EXTRACTED TEXT:
The Marginal at the Center

FRENCH 118A :  Eighteenth-Century Literature
Fall 2024
Class No: 31193
Dwinelle 134
TU, TH
Susan A. Maslan
12:30 PM - 1:59 PM

All work conducted in French.

In this course, we will consider important literary representations of those who were conceived of as marginal, as outsiders, as unwanted, or even as unrepresentable. We will read texts that represent enslaved Persians, Peruvian princesses, Tahitians, extra-terrestrials, and those very familiar outsiders, that is women and children. We will think about the unexpected centrality of such figures to the enlightenment, to the ways in which writers and philosophers sought to analyze and critique their own society and even to the ways they sought to understand what humanity was. Working with these texts will allow us to ask primordial questions about what is natural and what is social, what is just and what is unjust, how and why social, political, and economic inequality characterize the worlds we inhabit, how Europe engaged with, imagined, and sometimes oppressed the non-European world and how such engagement shaped French identity.

RAW RECORDS:

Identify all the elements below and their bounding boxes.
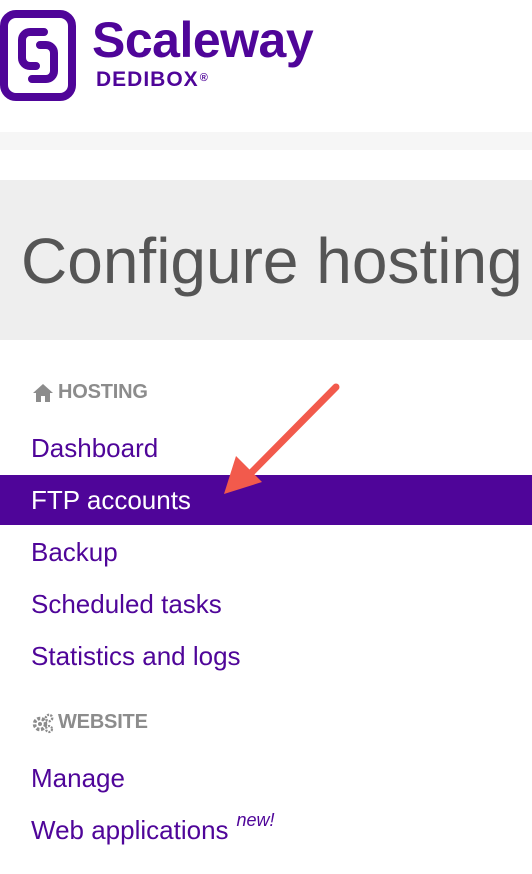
nav-item-dashboard[interactable]: Dashboard xyxy=(0,423,532,473)
section-heading-hosting: HOSTING xyxy=(32,381,148,404)
nav-item-statistics-and-logs[interactable]: Statistics and logs xyxy=(0,631,532,681)
scaleway-logo-icon xyxy=(0,10,76,101)
nav-item-backup[interactable]: Backup xyxy=(0,527,532,577)
page-title: Configure hosting xyxy=(21,225,523,297)
nav-item-web-applications-label: Web applications xyxy=(31,814,229,845)
gears-icon xyxy=(32,713,54,733)
registered-mark: ® xyxy=(199,72,209,84)
new-badge: new! xyxy=(236,809,275,830)
product-name: DEDIBOX® xyxy=(96,68,209,92)
home-icon xyxy=(33,383,53,402)
section-heading-website: WEBSITE xyxy=(32,711,148,734)
nav-item-ftp-accounts[interactable]: FTP accounts xyxy=(0,475,532,525)
header-divider xyxy=(0,132,532,150)
page-header: Configure hosting xyxy=(0,180,532,340)
section-heading-website-label: WEBSITE xyxy=(58,711,148,733)
product-label: DEDIBOX xyxy=(96,68,199,91)
nav-item-manage[interactable]: Manage xyxy=(0,753,532,803)
brand-name: Scaleway xyxy=(92,12,314,68)
nav-item-web-applications[interactable]: Web applications new! xyxy=(0,805,532,855)
nav-item-scheduled-tasks[interactable]: Scheduled tasks xyxy=(0,579,532,629)
section-heading-hosting-label: HOSTING xyxy=(58,381,148,403)
scaleway-dedibox-logo[interactable]: Scaleway DEDIBOX® xyxy=(0,0,340,110)
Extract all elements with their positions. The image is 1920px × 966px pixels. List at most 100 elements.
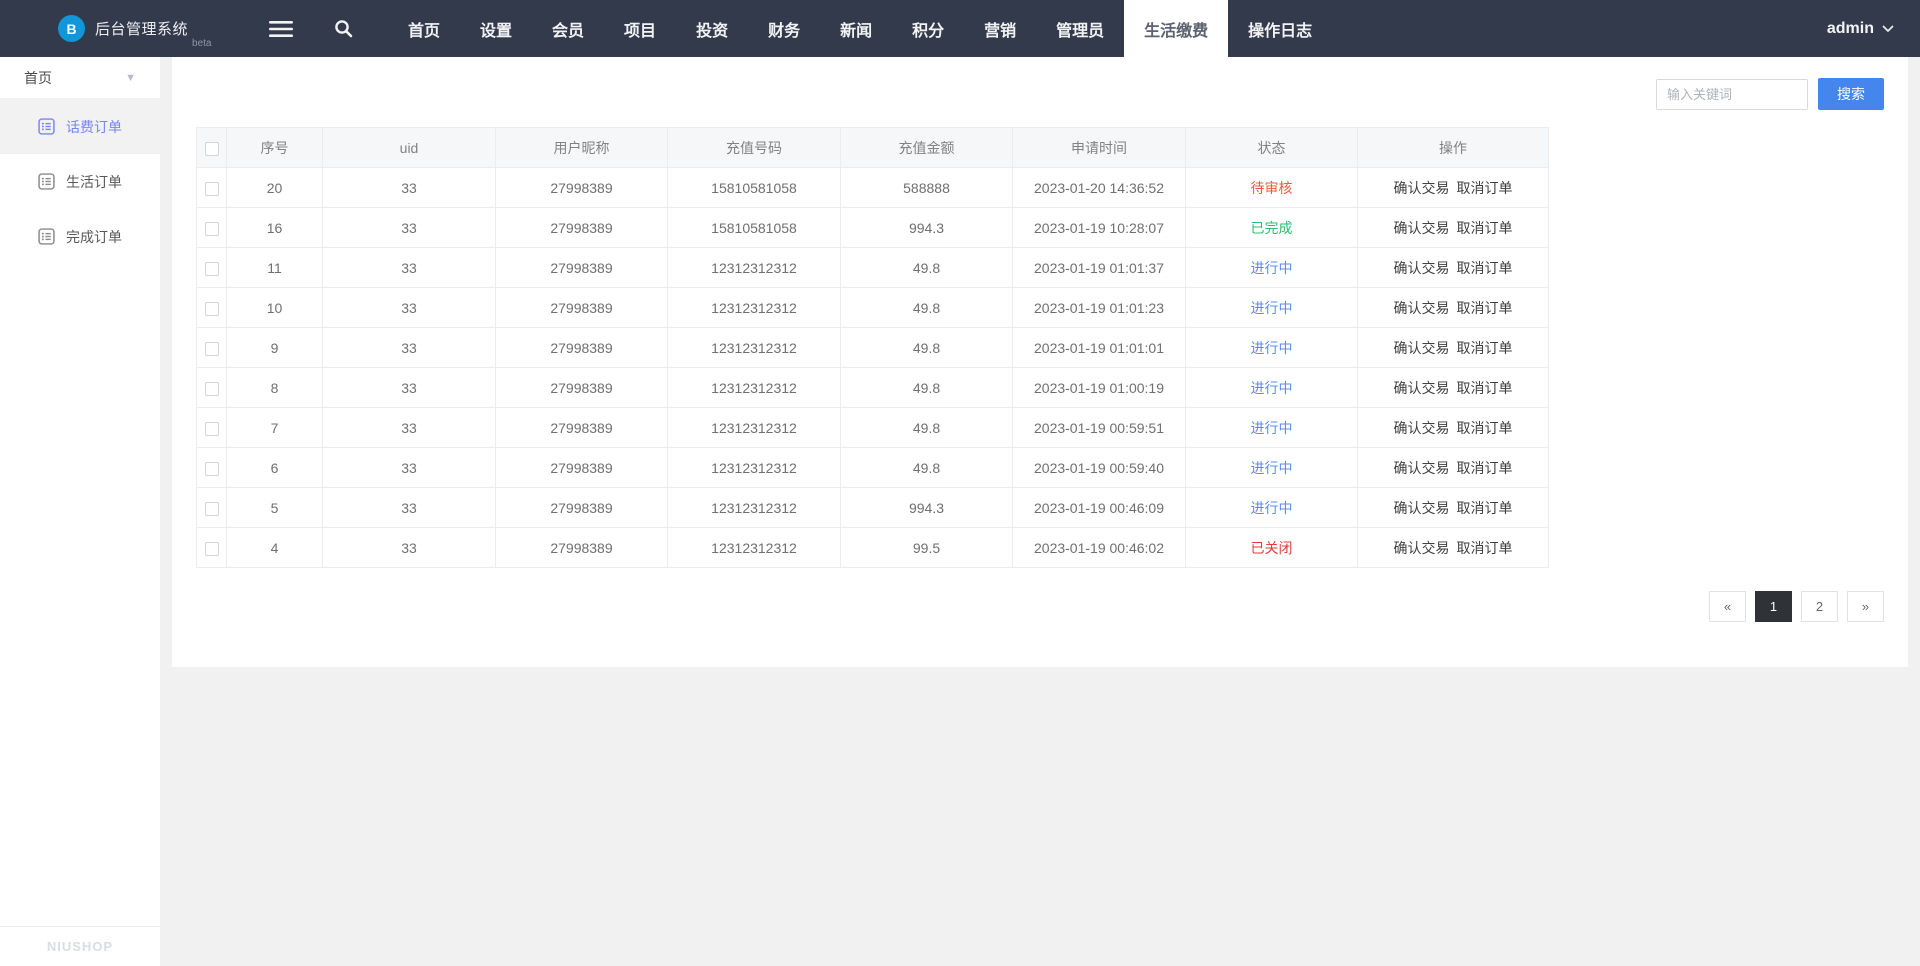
- row-checkbox[interactable]: [204, 181, 219, 196]
- cell-number: 12312312312: [667, 407, 841, 448]
- sidebar-footer-logo: NIUSHOP: [0, 926, 160, 966]
- row-select-cell: [196, 207, 227, 248]
- orders-table: 序号 uid 用户昵称 充值号码 充值金额 申请时间 状态 操作 20 33 279…: [196, 127, 1549, 568]
- cell-time: 2023-01-19 10:28:07: [1012, 207, 1186, 248]
- sidebar-item-1[interactable]: 生活订单: [0, 154, 160, 209]
- status-badge: 进行中: [1250, 499, 1293, 516]
- pager-page-1[interactable]: 1: [1755, 591, 1792, 622]
- row-checkbox[interactable]: [204, 221, 219, 236]
- sidebar-item-0[interactable]: 话费订单: [0, 99, 160, 154]
- sidebar-item-2[interactable]: 完成订单: [0, 209, 160, 264]
- cell-seq: 8: [226, 367, 323, 408]
- status-badge: 进行中: [1250, 339, 1293, 356]
- cancel-order-link[interactable]: 取消订单: [1457, 540, 1513, 556]
- main-area: 搜索 序号 uid 用户昵称 充值号码 充值金额 申请时间: [160, 57, 1920, 966]
- user-menu[interactable]: admin: [1827, 0, 1920, 57]
- row-select-cell: [196, 367, 227, 408]
- nav-item-10[interactable]: 生活缴费: [1124, 0, 1229, 57]
- table-row: 11 33 27998389 12312312312 49.8 2023-01-19 01…: [196, 247, 1549, 288]
- row-checkbox[interactable]: [204, 461, 219, 476]
- cancel-order-link[interactable]: 取消订单: [1457, 500, 1513, 516]
- cancel-order-link[interactable]: 取消订单: [1457, 260, 1513, 276]
- nav-item-11[interactable]: 操作日志: [1228, 0, 1332, 57]
- col-number: 充值号码: [667, 127, 841, 168]
- nav-item-1[interactable]: 设置: [460, 0, 532, 57]
- confirm-trade-link[interactable]: 确认交易: [1394, 420, 1450, 436]
- cell-amount: 994.3: [840, 487, 1013, 528]
- cell-status: 待审核: [1185, 167, 1358, 208]
- confirm-trade-link[interactable]: 确认交易: [1394, 260, 1450, 276]
- nav-item-0[interactable]: 首页: [388, 0, 460, 57]
- confirm-trade-link[interactable]: 确认交易: [1394, 460, 1450, 476]
- cell-actions: 确认交易 取消订单: [1357, 487, 1549, 528]
- confirm-trade-link[interactable]: 确认交易: [1394, 300, 1450, 316]
- confirm-trade-link[interactable]: 确认交易: [1394, 380, 1450, 396]
- cell-time: 2023-01-19 00:59:40: [1012, 447, 1186, 488]
- search-input[interactable]: [1656, 78, 1808, 110]
- confirm-trade-link[interactable]: 确认交易: [1394, 180, 1450, 196]
- col-actions: 操作: [1357, 127, 1549, 168]
- cell-seq: 9: [226, 327, 323, 368]
- cell-amount: 49.8: [840, 247, 1013, 288]
- cell-actions: 确认交易 取消订单: [1357, 447, 1549, 488]
- search-submit-button[interactable]: 搜索: [1818, 78, 1884, 110]
- list-icon: [38, 118, 55, 135]
- row-checkbox[interactable]: [204, 501, 219, 516]
- sidebar-group-home[interactable]: 首页 ▼: [0, 57, 160, 99]
- pager-next-button[interactable]: »: [1847, 591, 1884, 622]
- user-name: admin: [1826, 19, 1874, 37]
- status-badge: 进行中: [1250, 419, 1293, 436]
- cell-nickname: 27998389: [495, 167, 668, 208]
- nav-item-5[interactable]: 财务: [748, 0, 820, 57]
- row-checkbox[interactable]: [204, 421, 219, 436]
- nav-item-8[interactable]: 营销: [964, 0, 1036, 57]
- row-checkbox[interactable]: [204, 261, 219, 276]
- row-checkbox[interactable]: [204, 381, 219, 396]
- cell-nickname: 27998389: [495, 207, 668, 248]
- cancel-order-link[interactable]: 取消订单: [1457, 300, 1513, 316]
- cell-seq: 11: [226, 247, 323, 288]
- hamburger-menu-button[interactable]: [250, 0, 312, 57]
- nav-item-6[interactable]: 新闻: [820, 0, 892, 57]
- cell-amount: 588888: [840, 167, 1013, 208]
- status-badge: 已关闭: [1250, 539, 1293, 556]
- status-badge: 已完成: [1250, 219, 1293, 236]
- row-checkbox[interactable]: [204, 341, 219, 356]
- nav-item-2[interactable]: 会员: [532, 0, 604, 57]
- cell-status: 进行中: [1185, 367, 1358, 408]
- cell-nickname: 27998389: [495, 527, 668, 568]
- cell-uid: 33: [322, 207, 496, 248]
- row-select-cell: [196, 167, 227, 208]
- top-navbar: B 后台管理系统 beta 首页 设置 会员 项目 投资 财务 新闻 积分 营销 管理员 生活缴费操…: [0, 0, 1920, 57]
- nav-item-7[interactable]: 积分: [892, 0, 964, 57]
- cancel-order-link[interactable]: 取消订单: [1457, 460, 1513, 476]
- row-checkbox[interactable]: [204, 541, 219, 556]
- nav-item-3[interactable]: 项目: [604, 0, 676, 57]
- confirm-trade-link[interactable]: 确认交易: [1394, 220, 1450, 236]
- nav-search-button[interactable]: [312, 0, 374, 57]
- confirm-trade-link[interactable]: 确认交易: [1394, 340, 1450, 356]
- nav-item-4[interactable]: 投资: [676, 0, 748, 57]
- cancel-order-link[interactable]: 取消订单: [1457, 380, 1513, 396]
- cell-uid: 33: [322, 287, 496, 328]
- pager-page-2[interactable]: 2: [1801, 591, 1838, 622]
- col-status: 状态: [1185, 127, 1358, 168]
- cell-actions: 确认交易 取消订单: [1357, 327, 1549, 368]
- cell-amount: 49.8: [840, 447, 1013, 488]
- pager-prev-button[interactable]: «: [1709, 591, 1746, 622]
- cancel-order-link[interactable]: 取消订单: [1457, 180, 1513, 196]
- nav-item-9[interactable]: 管理员: [1036, 0, 1124, 57]
- cell-status: 进行中: [1185, 327, 1358, 368]
- select-all-checkbox[interactable]: [204, 141, 219, 156]
- confirm-trade-link[interactable]: 确认交易: [1394, 500, 1450, 516]
- cancel-order-link[interactable]: 取消订单: [1457, 340, 1513, 356]
- cell-uid: 33: [322, 167, 496, 208]
- sidebar: 首页 ▼ 话费订单 生活订单 完成订单 NIUSHOP: [0, 57, 160, 966]
- confirm-trade-link[interactable]: 确认交易: [1394, 540, 1450, 556]
- brand: B 后台管理系统 beta: [0, 0, 250, 57]
- cancel-order-link[interactable]: 取消订单: [1457, 220, 1513, 236]
- cancel-order-link[interactable]: 取消订单: [1457, 420, 1513, 436]
- row-select-cell: [196, 527, 227, 568]
- sidebar-items: 话费订单 生活订单 完成订单: [0, 99, 160, 926]
- row-checkbox[interactable]: [204, 301, 219, 316]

GOALS:
**1.** Using the course description, decide whether each statement agrees with it. For each, answer yes or no and quote the deciding words. (a) The class meets on Tuesdays and Thursdays. (b) Students may complete the course work in English. (c) The assigned readings include representations of Tahitians and extra-terrestrials.
**2.** Reproduce the stretch of the course description from "The Marginal at" through "conducted in French.".
The listing has no connection to the course description.

ANSWERS BY TASK:
**1.**
(a) Yes: "TU, TH"
(b) No: "All work conducted in French."
(c) Yes: "Tahitians, extra-terrestrials"

**2.**
The Marginal at the Center

FRENCH 118A :  Eighteenth-Century Literature
Fall 2024
Class No: 31193
Dwinelle 134
TU, TH
Susan A. Maslan
12:30 PM - 1:59 PM

All work conducted in French.